- [Texto proporcionado]
----
Savino es uno de los pocos que no se ha arrodillado ni orado –para citar a Joyce– en el templo de la santísima simplicidad de la Santa Sordera. Uno de los pocos que pensó y escribió algo: “El comunista le puso la grampa a Marina Tsvetáieva en el sentido de Cézanne y después le puso el gancho en la pared para que se colgara. El burgués ahora se hizo comunista, le pasa ayudas al poeta, subvenciones. Le da una limosna en nombre de la poesía.”

Lo que Hugo Savino escribió en Salto de Mata vale por todo lo que en su vida dijeron los clowns posmodernos. No estamos hablando de la literatura como placer –la literatura y un helado son lo mismo–, sino en torno a lo que se enuncia en los límites del lenguaje. De la integridad de unos pocos sujetos en un contexto donde nadie resiste el menor archivo, de algo que no tiene que ver con la solemnidad ni con la trascendencia sino con una ética abrahámica de la vida que no excluye el humor y se niega a entrar en una Familia de muertos vivientes o participar del suicidio colectivo.
----
- [Datos de entrada]

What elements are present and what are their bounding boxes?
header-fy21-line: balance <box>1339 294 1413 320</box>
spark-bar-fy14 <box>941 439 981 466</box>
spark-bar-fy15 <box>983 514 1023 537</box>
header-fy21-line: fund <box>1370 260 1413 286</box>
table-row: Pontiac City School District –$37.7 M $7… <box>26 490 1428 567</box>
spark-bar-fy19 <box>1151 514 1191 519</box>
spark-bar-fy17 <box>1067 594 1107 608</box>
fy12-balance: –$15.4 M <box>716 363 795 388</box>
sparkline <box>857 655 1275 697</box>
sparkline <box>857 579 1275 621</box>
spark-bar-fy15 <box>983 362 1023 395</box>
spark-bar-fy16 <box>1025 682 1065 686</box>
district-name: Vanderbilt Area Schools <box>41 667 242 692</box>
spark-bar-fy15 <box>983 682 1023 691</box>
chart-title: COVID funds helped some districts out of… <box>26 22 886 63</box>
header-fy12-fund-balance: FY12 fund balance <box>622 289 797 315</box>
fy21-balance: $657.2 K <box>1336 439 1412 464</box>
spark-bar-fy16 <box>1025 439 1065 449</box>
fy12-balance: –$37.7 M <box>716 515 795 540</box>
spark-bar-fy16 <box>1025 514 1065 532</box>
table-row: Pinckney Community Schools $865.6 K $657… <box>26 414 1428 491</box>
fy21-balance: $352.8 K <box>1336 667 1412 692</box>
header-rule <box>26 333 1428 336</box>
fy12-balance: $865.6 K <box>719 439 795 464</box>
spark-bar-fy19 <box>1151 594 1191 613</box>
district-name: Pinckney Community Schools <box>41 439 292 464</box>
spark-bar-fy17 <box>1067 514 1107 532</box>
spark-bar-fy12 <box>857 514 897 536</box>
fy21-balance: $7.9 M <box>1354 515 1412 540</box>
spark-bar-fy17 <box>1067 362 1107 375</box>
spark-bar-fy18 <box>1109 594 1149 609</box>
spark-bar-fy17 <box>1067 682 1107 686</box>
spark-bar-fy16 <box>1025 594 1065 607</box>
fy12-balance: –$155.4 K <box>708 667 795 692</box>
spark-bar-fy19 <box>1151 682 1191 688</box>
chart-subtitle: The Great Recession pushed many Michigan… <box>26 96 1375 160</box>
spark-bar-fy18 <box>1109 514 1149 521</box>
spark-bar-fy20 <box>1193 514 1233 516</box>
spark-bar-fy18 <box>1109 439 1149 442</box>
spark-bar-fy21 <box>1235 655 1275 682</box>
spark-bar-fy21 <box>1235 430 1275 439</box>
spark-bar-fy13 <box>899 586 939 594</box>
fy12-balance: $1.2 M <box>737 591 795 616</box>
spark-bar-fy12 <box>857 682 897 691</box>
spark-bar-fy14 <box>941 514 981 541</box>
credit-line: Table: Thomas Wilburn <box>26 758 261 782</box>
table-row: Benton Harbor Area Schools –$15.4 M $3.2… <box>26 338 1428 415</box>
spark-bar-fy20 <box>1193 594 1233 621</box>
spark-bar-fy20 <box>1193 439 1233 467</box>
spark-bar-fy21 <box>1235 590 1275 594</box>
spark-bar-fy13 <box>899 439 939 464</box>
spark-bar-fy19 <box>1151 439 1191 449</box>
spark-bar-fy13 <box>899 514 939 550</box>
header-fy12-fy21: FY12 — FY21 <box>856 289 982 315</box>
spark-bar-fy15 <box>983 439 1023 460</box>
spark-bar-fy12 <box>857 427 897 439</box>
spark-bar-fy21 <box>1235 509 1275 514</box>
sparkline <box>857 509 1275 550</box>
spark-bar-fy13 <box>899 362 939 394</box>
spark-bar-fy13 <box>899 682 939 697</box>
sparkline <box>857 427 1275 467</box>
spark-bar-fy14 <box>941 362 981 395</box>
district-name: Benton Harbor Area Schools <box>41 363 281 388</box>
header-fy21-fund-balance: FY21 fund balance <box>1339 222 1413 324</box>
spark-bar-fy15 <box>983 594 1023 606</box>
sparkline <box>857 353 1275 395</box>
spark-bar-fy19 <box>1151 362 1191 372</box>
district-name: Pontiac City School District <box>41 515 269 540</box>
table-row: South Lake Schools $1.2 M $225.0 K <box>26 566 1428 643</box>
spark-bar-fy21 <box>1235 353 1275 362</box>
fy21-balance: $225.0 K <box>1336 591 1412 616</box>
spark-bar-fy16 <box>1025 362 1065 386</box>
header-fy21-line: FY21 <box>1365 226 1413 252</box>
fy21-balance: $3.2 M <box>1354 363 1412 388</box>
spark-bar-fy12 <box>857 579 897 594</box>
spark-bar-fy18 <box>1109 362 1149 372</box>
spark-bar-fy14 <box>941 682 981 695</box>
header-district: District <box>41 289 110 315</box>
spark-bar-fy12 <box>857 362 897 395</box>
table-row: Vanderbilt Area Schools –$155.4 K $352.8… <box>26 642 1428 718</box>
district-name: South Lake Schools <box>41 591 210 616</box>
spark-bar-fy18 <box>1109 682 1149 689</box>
----
- [Tarea]
Según el texto proporcionado, ¿qué distingue a Savino de quienes se arrodillaron en el templo de la Santa Sordera? Explícalo en una a tres oraciones. Las líneas son un material independiente del texto proporcionado.

- [Respuesta]
Savino es uno de los pocos que pensó y escribió algo. Escribió que el comunista le puso la grampa a Marina Tsvetáieva y luego el gancho para que se colgara. También escribió que el burgués, ahora comunista, le da al poeta ayudas y subvenciones como una limosna en nombre de la poesía.